___ TASK INPUTS
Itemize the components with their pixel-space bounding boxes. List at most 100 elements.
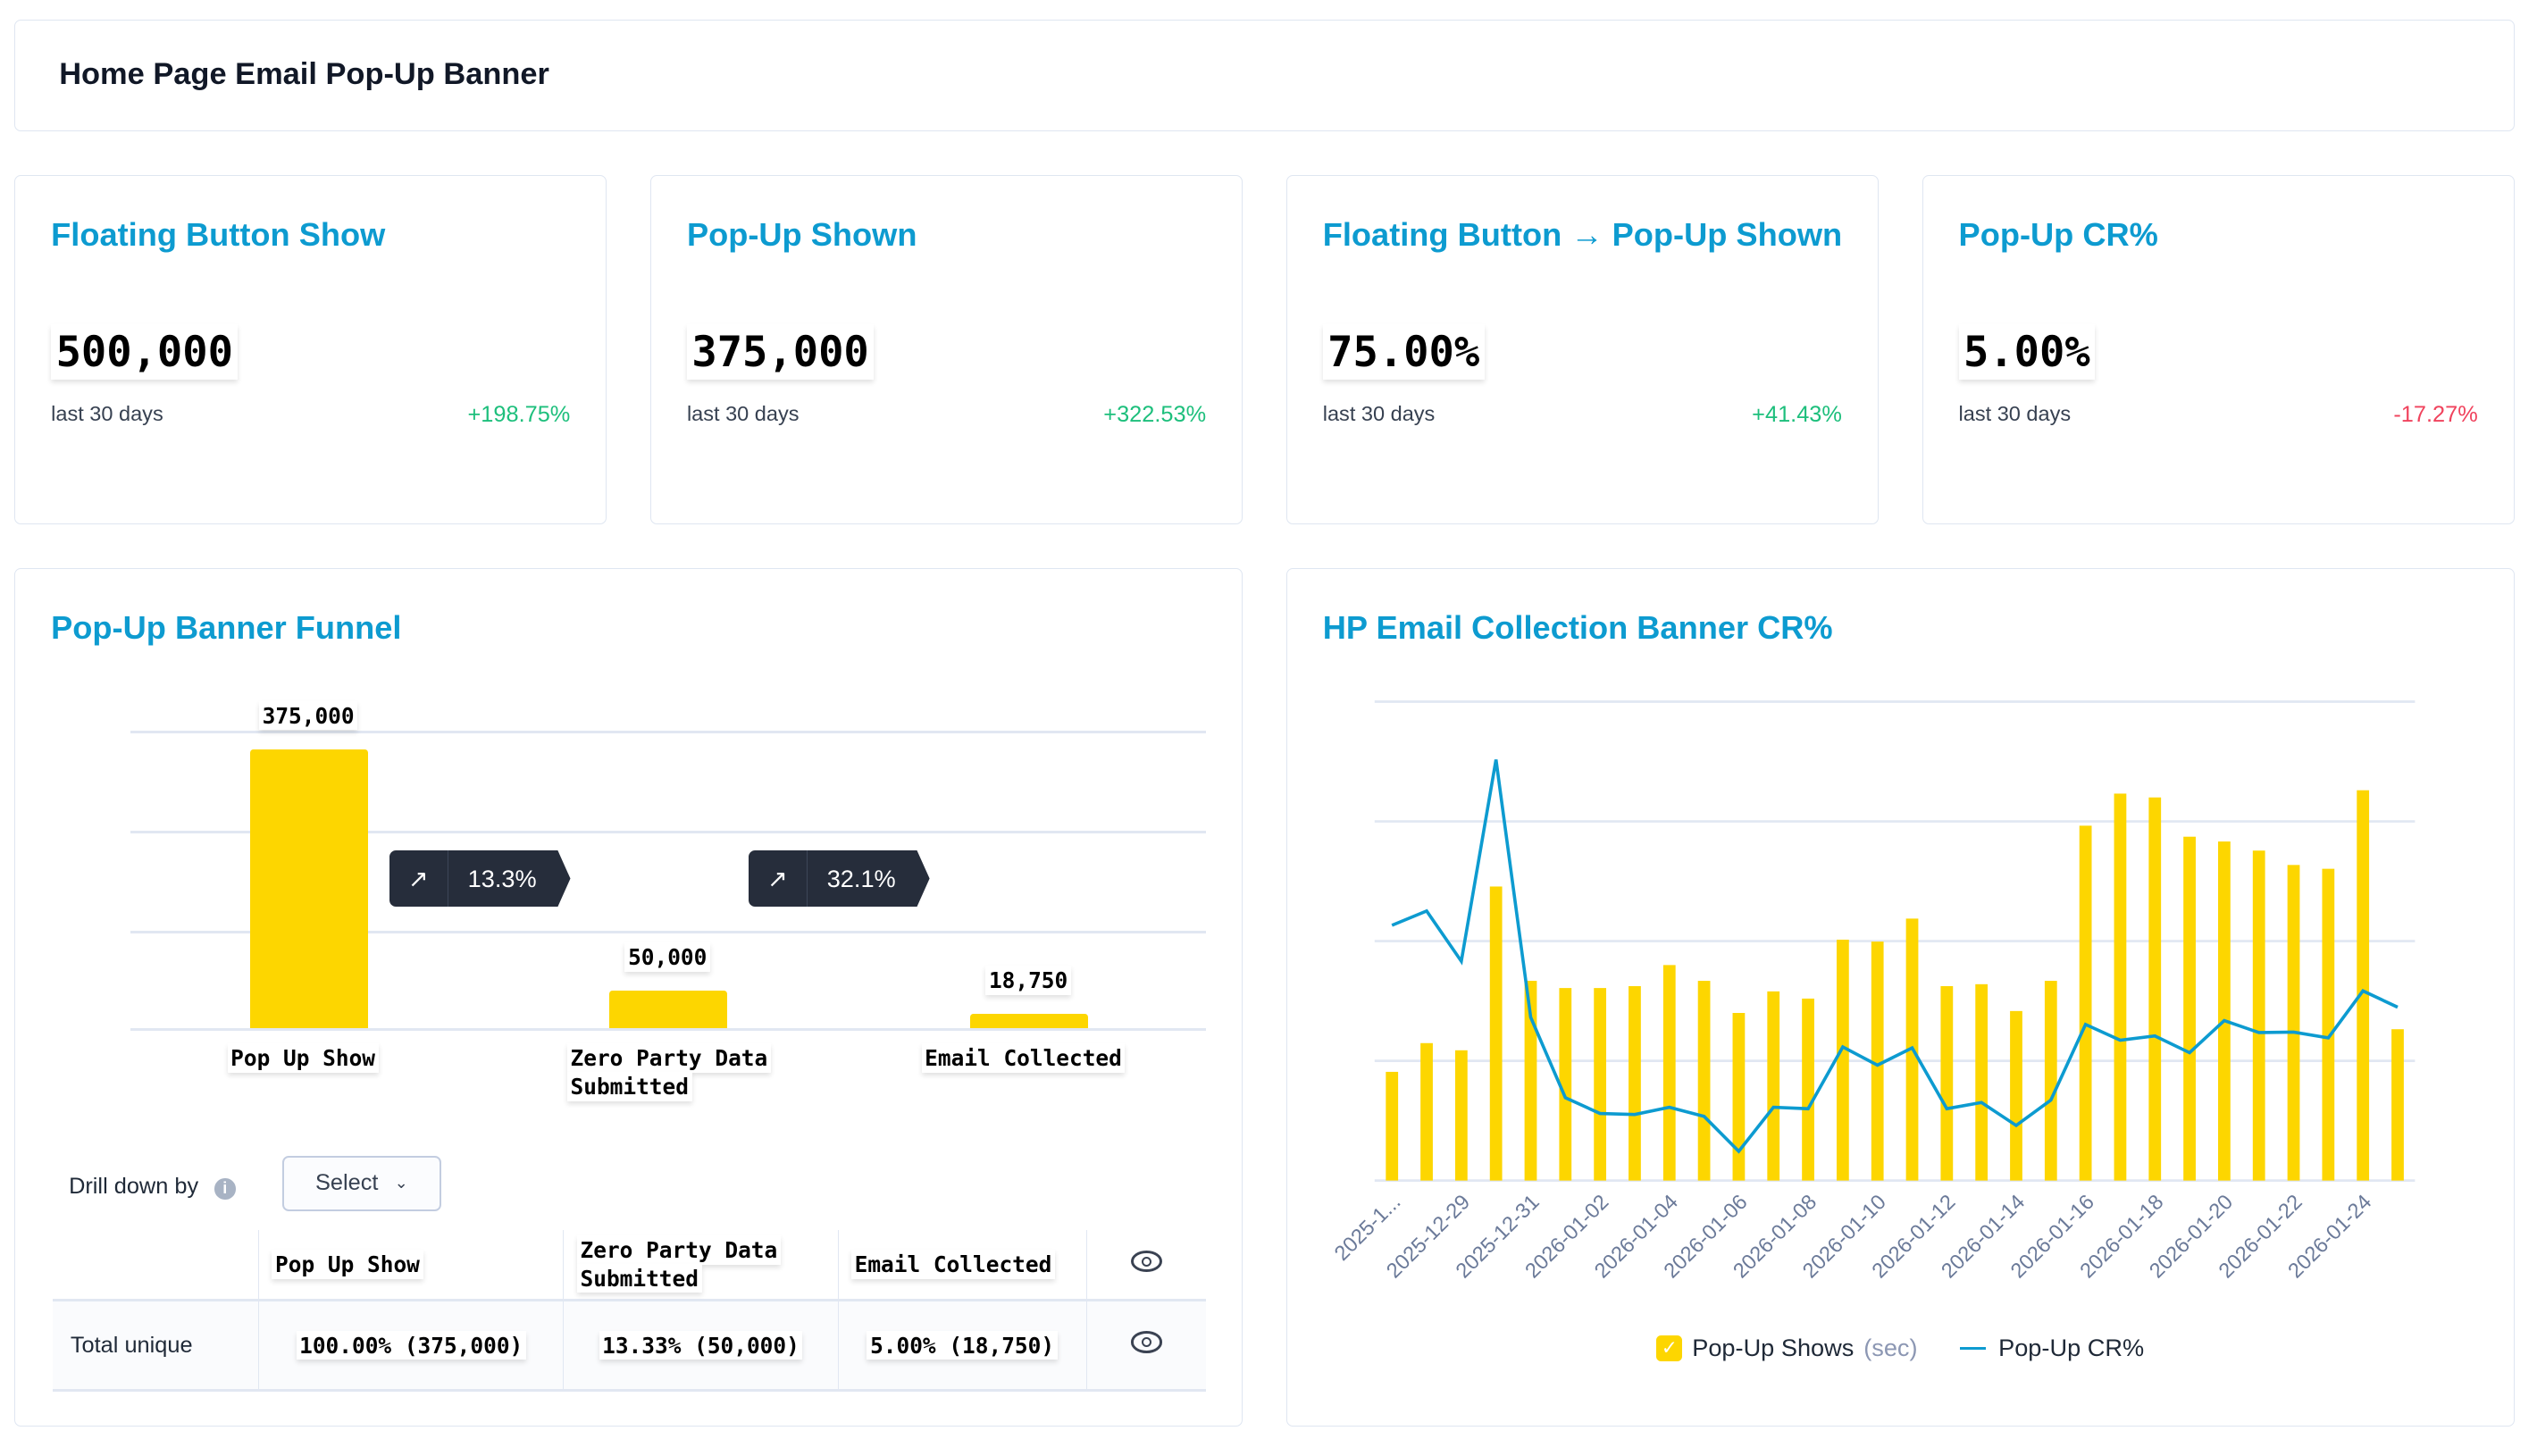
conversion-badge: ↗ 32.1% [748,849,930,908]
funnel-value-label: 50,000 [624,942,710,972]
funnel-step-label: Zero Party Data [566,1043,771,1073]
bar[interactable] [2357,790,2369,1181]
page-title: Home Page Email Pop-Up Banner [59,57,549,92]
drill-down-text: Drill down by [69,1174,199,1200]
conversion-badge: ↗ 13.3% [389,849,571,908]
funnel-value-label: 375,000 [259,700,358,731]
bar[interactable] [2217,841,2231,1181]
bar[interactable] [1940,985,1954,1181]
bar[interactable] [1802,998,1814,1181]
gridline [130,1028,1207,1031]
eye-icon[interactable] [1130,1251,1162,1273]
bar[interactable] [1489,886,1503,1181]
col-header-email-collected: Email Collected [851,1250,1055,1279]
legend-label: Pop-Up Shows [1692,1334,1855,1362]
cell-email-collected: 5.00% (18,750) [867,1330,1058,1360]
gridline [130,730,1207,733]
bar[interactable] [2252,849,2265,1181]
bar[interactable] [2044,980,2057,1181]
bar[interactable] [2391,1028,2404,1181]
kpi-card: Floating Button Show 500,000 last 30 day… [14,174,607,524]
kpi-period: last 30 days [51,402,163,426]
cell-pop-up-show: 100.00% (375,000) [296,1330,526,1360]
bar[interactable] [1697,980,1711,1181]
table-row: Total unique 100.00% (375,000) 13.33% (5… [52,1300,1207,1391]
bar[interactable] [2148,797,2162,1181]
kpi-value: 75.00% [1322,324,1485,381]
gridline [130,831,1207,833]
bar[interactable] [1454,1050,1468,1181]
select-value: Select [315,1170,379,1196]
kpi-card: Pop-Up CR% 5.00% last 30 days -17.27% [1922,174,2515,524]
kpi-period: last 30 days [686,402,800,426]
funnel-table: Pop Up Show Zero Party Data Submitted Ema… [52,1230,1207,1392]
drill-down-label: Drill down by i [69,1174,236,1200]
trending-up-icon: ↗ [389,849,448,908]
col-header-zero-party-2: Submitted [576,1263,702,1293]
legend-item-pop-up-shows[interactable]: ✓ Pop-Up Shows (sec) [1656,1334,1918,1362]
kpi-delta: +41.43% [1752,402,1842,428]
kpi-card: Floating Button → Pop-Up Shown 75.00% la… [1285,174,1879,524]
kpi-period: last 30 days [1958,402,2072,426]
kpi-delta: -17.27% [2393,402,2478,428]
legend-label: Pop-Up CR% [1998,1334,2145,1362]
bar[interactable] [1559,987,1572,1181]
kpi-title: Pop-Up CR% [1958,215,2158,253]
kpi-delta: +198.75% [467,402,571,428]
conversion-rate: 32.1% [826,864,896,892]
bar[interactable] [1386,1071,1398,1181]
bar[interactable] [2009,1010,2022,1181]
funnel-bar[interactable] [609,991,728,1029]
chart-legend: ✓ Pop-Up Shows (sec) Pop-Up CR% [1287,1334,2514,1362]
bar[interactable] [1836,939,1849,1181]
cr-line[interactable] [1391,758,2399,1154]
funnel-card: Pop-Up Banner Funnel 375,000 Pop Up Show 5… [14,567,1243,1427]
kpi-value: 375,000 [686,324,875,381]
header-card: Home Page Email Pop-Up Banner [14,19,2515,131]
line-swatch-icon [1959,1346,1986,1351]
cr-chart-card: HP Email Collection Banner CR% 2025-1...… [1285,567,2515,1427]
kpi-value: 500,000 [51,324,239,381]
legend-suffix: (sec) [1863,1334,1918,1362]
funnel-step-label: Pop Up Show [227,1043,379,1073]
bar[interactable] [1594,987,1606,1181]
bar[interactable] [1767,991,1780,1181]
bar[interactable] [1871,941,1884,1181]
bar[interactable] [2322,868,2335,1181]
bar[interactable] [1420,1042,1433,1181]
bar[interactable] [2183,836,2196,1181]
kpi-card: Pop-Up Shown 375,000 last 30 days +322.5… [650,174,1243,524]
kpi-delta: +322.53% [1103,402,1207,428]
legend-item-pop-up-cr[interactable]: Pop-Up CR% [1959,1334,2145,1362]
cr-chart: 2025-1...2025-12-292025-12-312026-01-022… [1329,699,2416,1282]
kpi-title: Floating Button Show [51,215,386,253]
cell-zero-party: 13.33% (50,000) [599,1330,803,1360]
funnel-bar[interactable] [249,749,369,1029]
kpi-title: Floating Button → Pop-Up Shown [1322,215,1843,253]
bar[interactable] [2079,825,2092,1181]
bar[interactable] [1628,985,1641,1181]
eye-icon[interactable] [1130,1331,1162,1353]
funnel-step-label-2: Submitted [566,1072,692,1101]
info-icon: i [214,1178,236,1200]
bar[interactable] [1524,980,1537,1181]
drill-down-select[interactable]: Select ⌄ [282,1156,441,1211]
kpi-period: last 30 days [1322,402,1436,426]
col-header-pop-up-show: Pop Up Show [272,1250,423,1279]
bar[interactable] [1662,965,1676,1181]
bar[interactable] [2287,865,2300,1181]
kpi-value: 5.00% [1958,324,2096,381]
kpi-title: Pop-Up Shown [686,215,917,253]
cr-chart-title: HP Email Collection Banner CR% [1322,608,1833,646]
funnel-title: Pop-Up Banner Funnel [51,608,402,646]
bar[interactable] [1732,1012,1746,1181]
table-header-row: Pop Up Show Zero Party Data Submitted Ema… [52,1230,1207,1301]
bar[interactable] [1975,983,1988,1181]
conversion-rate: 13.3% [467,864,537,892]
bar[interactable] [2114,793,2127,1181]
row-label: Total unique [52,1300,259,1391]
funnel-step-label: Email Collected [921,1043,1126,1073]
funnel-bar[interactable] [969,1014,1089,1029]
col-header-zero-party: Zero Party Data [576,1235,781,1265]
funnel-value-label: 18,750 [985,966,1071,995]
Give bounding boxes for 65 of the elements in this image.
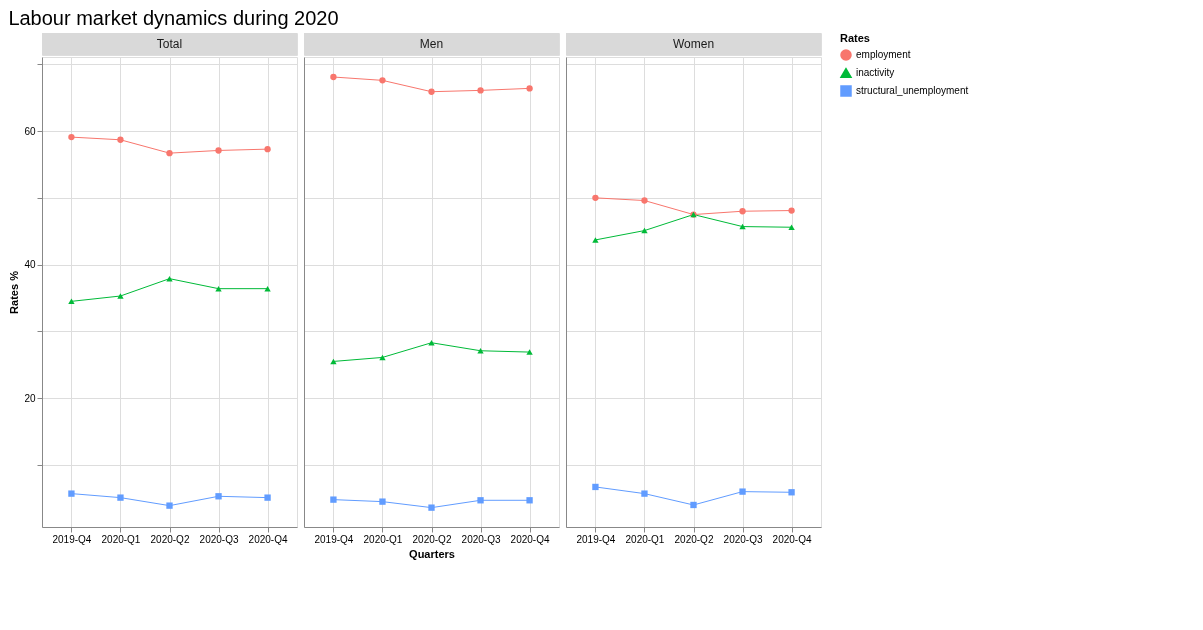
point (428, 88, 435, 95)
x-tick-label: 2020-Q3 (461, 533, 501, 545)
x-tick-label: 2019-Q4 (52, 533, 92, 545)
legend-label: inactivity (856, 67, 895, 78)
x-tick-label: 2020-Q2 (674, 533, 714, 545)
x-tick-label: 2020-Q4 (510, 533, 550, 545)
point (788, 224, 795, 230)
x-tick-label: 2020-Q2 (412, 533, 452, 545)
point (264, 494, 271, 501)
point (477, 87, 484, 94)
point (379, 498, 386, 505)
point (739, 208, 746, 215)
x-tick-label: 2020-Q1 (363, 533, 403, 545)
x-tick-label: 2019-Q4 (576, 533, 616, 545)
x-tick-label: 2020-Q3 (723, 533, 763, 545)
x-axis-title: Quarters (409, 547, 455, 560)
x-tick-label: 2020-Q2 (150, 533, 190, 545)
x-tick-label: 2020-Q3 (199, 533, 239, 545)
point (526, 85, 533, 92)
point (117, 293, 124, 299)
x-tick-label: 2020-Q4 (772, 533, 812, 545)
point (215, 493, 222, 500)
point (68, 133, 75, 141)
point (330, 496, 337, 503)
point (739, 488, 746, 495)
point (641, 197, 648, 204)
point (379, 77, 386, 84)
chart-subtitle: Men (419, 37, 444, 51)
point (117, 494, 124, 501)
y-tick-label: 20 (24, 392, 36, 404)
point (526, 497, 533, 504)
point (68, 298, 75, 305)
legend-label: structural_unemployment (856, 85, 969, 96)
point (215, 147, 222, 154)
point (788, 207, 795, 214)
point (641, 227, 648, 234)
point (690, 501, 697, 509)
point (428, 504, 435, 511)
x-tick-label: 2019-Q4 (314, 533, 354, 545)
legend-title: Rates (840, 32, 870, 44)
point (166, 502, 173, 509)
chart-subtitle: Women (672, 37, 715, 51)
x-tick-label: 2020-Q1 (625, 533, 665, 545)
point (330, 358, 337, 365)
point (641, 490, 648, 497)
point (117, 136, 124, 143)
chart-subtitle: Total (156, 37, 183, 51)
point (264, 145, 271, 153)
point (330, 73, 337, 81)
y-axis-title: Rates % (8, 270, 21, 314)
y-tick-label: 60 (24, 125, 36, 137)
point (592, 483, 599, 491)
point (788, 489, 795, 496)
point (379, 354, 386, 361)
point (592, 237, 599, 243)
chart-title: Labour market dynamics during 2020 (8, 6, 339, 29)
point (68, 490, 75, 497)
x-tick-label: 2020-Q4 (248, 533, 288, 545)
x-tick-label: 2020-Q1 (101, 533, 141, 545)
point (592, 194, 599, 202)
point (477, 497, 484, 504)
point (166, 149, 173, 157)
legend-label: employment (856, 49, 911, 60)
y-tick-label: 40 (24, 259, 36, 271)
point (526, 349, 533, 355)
______
- **YOUR TASK**
Copy the material verbatim, starting at the line that contains "point (428, 88, 435, 95)" and ending at the line that contains "point (68, 490, 75, 497)", with both of those lines included.

- **REPLY**
point (428, 88, 435, 95)
x-tick-label: 2020-Q3 (461, 533, 501, 545)
x-tick-label: 2019-Q4 (52, 533, 92, 545)
legend-label: inactivity (856, 67, 895, 78)
x-tick-label: 2020-Q2 (674, 533, 714, 545)
x-tick-label: 2020-Q4 (510, 533, 550, 545)
point (788, 224, 795, 230)
x-tick-label: 2020-Q2 (412, 533, 452, 545)
point (264, 494, 271, 501)
point (477, 87, 484, 94)
point (379, 498, 386, 505)
point (739, 208, 746, 215)
x-tick-label: 2020-Q1 (363, 533, 403, 545)
x-tick-label: 2019-Q4 (576, 533, 616, 545)
x-tick-label: 2020-Q3 (723, 533, 763, 545)
x-axis-title: Quarters (409, 547, 455, 560)
x-tick-label: 2020-Q2 (150, 533, 190, 545)
x-tick-label: 2020-Q3 (199, 533, 239, 545)
point (526, 85, 533, 92)
point (117, 293, 124, 299)
x-tick-label: 2020-Q4 (772, 533, 812, 545)
point (215, 493, 222, 500)
point (68, 133, 75, 141)
point (330, 496, 337, 503)
point (739, 488, 746, 495)
point (641, 197, 648, 204)
point (379, 77, 386, 84)
chart-subtitle: Men (419, 37, 444, 51)
point (117, 494, 124, 501)
y-tick-label: 20 (24, 392, 36, 404)
point (526, 497, 533, 504)
point (68, 298, 75, 305)
legend-label: structural_unemployment (856, 85, 969, 96)
point (215, 147, 222, 154)
point (788, 207, 795, 214)
point (641, 227, 648, 234)
point (690, 501, 697, 509)
point (428, 504, 435, 511)
x-tick-label: 2019-Q4 (314, 533, 354, 545)
legend-title: Rates (840, 32, 870, 44)
point (166, 502, 173, 509)
chart-subtitle: Women (672, 37, 715, 51)
x-tick-label: 2020-Q1 (625, 533, 665, 545)
point (330, 358, 337, 365)
point (641, 490, 648, 497)
point (117, 136, 124, 143)
chart-subtitle: Total (156, 37, 183, 51)
point (264, 145, 271, 153)
point (330, 73, 337, 81)
y-axis-title: Rates % (8, 270, 21, 314)
y-tick-label: 60 (24, 125, 36, 137)
point (592, 483, 599, 491)
point (788, 489, 795, 496)
point (379, 354, 386, 361)
point (592, 237, 599, 243)
chart-title: Labour market dynamics during 2020 (8, 6, 339, 29)
point (68, 490, 75, 497)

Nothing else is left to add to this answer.